Provided data =>
+ + + + +
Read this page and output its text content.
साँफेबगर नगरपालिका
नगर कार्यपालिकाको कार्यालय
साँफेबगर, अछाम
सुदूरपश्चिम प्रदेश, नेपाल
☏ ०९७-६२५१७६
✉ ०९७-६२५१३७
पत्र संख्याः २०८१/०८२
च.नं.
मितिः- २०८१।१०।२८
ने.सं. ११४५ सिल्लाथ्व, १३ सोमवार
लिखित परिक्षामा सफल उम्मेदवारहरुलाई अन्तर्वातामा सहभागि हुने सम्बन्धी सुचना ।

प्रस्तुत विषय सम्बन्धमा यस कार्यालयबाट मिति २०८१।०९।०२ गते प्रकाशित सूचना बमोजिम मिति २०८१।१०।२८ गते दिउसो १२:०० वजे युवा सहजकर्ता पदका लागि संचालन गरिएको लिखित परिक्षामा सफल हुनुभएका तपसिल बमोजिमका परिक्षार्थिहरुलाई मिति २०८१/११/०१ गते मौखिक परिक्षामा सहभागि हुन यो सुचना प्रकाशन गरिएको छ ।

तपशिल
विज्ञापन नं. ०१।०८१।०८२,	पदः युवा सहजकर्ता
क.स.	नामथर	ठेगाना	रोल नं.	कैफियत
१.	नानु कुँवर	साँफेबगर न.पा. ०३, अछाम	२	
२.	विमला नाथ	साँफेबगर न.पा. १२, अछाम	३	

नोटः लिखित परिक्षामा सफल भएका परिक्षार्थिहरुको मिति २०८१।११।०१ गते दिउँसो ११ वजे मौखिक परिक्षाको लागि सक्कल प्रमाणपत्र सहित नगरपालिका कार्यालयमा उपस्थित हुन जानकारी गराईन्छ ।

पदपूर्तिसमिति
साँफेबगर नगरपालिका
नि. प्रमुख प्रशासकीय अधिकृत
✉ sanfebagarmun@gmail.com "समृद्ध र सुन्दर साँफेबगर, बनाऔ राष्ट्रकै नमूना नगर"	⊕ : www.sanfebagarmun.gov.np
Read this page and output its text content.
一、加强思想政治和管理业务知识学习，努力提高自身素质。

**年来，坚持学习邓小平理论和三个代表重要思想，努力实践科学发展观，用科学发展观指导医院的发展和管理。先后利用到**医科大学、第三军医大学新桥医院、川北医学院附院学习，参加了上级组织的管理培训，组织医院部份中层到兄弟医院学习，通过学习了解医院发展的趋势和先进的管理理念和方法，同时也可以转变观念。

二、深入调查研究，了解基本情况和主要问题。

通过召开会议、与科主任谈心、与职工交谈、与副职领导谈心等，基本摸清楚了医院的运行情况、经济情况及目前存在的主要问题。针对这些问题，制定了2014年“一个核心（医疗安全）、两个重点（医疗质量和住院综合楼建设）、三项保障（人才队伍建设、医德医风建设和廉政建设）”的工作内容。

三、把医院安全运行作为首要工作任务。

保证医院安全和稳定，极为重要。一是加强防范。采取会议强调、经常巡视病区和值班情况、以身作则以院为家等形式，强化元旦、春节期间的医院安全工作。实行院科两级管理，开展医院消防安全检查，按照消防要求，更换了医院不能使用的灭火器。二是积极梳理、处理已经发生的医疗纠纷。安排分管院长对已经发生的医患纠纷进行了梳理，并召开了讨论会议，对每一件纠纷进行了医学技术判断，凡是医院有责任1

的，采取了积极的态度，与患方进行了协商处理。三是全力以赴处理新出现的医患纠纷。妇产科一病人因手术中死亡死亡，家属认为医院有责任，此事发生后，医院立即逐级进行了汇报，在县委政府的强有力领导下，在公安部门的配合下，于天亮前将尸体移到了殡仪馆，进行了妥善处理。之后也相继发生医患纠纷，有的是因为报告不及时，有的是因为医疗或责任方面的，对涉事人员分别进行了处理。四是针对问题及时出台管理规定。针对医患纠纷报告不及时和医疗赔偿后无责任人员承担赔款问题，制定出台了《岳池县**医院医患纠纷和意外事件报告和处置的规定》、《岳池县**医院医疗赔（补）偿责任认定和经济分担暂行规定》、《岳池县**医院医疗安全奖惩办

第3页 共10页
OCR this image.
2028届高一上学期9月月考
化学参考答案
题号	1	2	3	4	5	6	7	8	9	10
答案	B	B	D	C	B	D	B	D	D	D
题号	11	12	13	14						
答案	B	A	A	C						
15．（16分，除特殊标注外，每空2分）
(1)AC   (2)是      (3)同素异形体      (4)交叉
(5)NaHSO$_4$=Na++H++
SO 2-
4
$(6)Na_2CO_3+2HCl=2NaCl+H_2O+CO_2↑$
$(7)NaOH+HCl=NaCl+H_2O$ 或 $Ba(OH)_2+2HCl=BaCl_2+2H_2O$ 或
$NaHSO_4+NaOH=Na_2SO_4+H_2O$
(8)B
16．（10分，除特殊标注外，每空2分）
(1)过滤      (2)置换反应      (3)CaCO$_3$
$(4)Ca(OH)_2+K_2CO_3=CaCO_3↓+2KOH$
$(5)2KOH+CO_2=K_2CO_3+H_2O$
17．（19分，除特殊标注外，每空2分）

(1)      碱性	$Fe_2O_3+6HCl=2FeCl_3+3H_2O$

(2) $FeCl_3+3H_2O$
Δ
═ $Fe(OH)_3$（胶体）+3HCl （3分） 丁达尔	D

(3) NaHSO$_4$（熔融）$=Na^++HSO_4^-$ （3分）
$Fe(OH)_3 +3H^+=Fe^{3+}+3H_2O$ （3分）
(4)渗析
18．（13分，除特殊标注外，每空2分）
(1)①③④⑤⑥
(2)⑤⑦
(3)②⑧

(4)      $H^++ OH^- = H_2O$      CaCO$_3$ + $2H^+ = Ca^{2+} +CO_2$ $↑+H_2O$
+ + + + +
Task requirements =>
Return the lines of the records that include the string "NaOH".

Solution to this exercise =>
$(7)NaOH+HCl=NaCl+H_2O$ 或 $Ba(OH)_2+2HCl=BaCl_2+2H_2O$ 或
$NaHSO_4+NaOH=Na_2SO_4+H_2O$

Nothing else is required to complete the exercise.